-- BEGIN --

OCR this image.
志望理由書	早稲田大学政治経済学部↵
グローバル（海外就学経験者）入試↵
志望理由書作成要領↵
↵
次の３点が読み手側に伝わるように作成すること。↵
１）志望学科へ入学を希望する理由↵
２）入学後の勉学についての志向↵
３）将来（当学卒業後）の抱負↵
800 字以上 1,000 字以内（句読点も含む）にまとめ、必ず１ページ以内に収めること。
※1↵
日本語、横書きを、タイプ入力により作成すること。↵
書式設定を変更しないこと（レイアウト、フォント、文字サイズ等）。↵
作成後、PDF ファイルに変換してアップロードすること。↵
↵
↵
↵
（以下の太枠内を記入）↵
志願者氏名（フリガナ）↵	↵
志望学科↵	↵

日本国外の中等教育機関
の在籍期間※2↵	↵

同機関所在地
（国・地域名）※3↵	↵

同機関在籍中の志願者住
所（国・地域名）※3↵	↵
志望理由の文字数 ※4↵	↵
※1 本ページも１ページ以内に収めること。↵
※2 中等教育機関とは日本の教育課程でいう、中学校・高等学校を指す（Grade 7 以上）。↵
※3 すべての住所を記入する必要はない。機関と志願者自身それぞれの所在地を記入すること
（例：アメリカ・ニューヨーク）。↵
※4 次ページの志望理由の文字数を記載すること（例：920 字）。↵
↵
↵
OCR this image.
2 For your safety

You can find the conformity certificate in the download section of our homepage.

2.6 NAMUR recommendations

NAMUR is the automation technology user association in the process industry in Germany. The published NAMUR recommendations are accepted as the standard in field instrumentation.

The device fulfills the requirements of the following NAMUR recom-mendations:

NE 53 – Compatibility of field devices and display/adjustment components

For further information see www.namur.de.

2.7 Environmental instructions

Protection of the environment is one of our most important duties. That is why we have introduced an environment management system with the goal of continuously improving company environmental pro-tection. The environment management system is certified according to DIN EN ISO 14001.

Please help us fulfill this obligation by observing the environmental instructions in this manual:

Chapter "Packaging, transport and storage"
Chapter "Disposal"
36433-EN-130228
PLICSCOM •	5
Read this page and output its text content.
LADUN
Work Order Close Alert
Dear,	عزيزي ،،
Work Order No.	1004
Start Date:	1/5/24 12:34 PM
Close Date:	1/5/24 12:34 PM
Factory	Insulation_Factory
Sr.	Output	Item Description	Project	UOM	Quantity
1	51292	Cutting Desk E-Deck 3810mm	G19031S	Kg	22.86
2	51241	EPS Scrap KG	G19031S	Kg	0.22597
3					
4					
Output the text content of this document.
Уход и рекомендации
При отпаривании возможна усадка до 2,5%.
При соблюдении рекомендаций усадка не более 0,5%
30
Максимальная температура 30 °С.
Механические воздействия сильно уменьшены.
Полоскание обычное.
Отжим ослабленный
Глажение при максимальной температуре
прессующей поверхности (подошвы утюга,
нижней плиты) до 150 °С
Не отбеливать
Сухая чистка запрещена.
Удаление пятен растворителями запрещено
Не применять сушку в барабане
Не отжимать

-- END --

▶ STATED TASK: Using the records above, select and copy every line that has the word "Date".

▶ THE RESPONSE:
Start Date:	1/5/24 12:34 PM
Close Date:	1/5/24 12:34 PM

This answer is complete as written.